= Work required =
Find the lines that hold the word "JSON" and return them.

Saved data entries
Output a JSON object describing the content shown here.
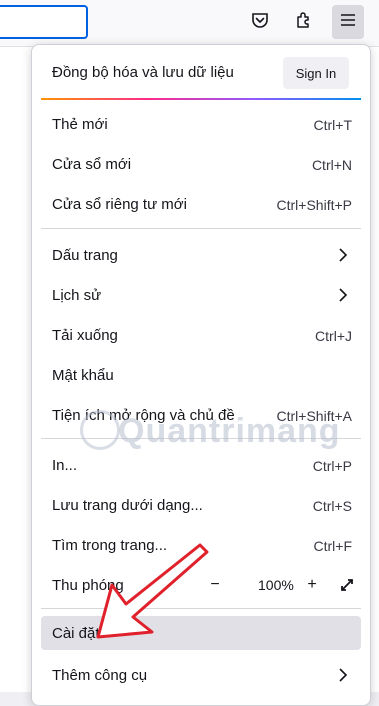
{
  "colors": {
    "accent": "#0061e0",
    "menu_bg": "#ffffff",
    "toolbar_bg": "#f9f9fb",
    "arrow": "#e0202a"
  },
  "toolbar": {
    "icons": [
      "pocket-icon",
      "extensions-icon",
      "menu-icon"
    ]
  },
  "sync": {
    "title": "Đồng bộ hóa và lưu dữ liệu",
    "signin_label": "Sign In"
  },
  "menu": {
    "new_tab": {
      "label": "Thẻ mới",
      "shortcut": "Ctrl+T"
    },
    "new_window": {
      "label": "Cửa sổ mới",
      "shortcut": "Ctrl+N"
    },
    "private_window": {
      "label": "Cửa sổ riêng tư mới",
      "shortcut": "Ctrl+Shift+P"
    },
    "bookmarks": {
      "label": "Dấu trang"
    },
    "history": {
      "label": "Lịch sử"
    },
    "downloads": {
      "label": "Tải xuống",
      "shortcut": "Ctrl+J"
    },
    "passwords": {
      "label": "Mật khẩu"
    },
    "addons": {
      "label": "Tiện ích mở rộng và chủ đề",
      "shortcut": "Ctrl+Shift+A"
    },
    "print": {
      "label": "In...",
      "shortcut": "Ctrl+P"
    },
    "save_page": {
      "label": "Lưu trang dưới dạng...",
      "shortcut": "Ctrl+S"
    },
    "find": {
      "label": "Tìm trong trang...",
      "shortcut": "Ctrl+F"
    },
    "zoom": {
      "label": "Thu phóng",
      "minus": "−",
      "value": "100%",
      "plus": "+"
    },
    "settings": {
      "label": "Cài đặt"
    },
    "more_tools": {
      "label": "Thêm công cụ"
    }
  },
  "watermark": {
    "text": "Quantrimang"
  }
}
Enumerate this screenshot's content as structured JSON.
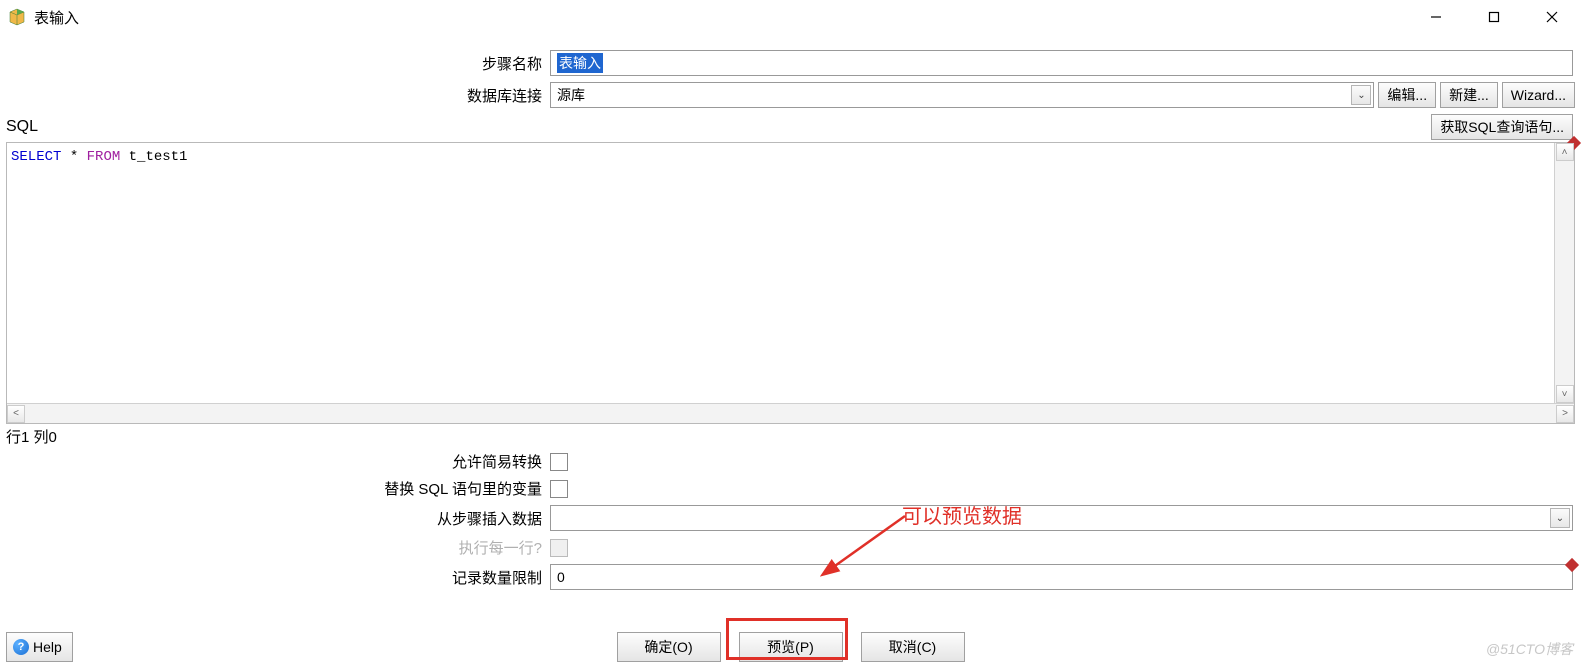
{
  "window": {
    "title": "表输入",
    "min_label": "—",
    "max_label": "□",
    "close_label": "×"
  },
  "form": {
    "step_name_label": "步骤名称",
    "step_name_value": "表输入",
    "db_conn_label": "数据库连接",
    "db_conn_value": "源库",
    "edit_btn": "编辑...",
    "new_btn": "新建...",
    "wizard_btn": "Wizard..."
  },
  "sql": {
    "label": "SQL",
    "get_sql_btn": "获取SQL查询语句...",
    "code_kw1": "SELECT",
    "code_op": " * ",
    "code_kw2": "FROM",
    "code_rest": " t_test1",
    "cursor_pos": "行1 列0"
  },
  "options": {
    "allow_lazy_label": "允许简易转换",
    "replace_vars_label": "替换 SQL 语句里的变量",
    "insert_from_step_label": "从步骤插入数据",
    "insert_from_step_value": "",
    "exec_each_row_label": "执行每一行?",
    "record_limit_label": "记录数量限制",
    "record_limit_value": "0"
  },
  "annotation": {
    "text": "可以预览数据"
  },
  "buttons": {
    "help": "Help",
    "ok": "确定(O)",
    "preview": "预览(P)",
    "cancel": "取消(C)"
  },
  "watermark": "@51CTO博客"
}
* * *
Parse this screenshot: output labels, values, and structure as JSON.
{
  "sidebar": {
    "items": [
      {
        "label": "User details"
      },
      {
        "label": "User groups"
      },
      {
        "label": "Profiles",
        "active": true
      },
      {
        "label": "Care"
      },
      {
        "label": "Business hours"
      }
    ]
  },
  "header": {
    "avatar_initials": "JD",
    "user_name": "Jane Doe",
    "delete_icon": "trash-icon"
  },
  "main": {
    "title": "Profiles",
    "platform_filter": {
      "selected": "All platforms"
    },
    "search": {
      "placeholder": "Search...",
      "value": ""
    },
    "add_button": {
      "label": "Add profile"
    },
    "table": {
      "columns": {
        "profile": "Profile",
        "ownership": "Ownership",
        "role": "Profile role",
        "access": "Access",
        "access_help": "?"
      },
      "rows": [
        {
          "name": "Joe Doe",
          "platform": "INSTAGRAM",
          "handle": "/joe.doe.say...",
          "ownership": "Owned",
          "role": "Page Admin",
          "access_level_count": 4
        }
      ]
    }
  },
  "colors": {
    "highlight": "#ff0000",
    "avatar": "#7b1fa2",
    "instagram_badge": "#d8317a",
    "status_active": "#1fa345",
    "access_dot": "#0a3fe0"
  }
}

= Answer below =
Output a JSON object describing the content shown here.
Enumerate this screenshot's content as structured JSON.
Parse this screenshot: output labels, values, and structure as JSON.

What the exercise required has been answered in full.